>> START GIVEN ENTRIES

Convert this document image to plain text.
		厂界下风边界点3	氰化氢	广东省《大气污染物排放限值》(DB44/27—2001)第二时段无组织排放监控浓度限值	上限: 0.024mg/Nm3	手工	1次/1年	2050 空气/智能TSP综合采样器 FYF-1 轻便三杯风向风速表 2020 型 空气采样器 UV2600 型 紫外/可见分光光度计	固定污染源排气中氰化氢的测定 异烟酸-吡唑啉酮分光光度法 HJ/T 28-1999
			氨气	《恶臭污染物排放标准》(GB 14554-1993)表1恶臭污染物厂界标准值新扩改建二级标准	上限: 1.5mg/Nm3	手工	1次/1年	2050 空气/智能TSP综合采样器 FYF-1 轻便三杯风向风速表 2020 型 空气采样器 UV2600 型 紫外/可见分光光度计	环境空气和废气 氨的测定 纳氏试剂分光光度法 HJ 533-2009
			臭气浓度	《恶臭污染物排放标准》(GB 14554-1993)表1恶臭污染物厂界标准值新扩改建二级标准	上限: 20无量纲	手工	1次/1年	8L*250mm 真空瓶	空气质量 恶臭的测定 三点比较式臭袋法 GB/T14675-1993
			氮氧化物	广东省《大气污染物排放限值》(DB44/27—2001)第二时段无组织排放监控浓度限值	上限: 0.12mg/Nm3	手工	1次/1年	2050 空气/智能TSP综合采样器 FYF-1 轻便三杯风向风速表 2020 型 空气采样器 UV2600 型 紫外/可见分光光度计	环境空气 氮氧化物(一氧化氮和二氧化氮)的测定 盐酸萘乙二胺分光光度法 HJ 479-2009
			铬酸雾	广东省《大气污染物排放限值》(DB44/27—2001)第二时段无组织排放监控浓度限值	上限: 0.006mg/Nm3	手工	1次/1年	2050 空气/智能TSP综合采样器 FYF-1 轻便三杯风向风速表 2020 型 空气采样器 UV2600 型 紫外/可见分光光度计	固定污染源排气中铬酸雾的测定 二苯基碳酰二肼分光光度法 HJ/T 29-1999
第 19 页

>> END GIVEN ENTRIES

__WHAT THE EXERCISE ASKS__: Using the entries above, find all lines with "智能TSP综合采样器". Copy them.

__RESULT FOR THIS EXERCISE__:
		厂界下风边界点3	氰化氢	广东省《大气污染物排放限值》(DB44/27—2001)第二时段无组织排放监控浓度限值	上限: 0.024mg/Nm3	手工	1次/1年	2050 空气/智能TSP综合采样器 FYF-1 轻便三杯风向风速表 2020 型 空气采样器 UV2600 型 紫外/可见分光光度计	固定污染源排气中氰化氢的测定 异烟酸-吡唑啉酮分光光度法 HJ/T 28-1999
			氨气	《恶臭污染物排放标准》(GB 14554-1993)表1恶臭污染物厂界标准值新扩改建二级标准	上限: 1.5mg/Nm3	手工	1次/1年	2050 空气/智能TSP综合采样器 FYF-1 轻便三杯风向风速表 2020 型 空气采样器 UV2600 型 紫外/可见分光光度计	环境空气和废气 氨的测定 纳氏试剂分光光度法 HJ 533-2009
			氮氧化物	广东省《大气污染物排放限值》(DB44/27—2001)第二时段无组织排放监控浓度限值	上限: 0.12mg/Nm3	手工	1次/1年	2050 空气/智能TSP综合采样器 FYF-1 轻便三杯风向风速表 2020 型 空气采样器 UV2600 型 紫外/可见分光光度计	环境空气 氮氧化物(一氧化氮和二氧化氮)的测定 盐酸萘乙二胺分光光度法 HJ 479-2009
			铬酸雾	广东省《大气污染物排放限值》(DB44/27—2001)第二时段无组织排放监控浓度限值	上限: 0.006mg/Nm3	手工	1次/1年	2050 空气/智能TSP综合采样器 FYF-1 轻便三杯风向风速表 2020 型 空气采样器 UV2600 型 紫外/可见分光光度计	固定污染源排气中铬酸雾的测定 二苯基碳酰二肼分光光度法 HJ/T 29-1999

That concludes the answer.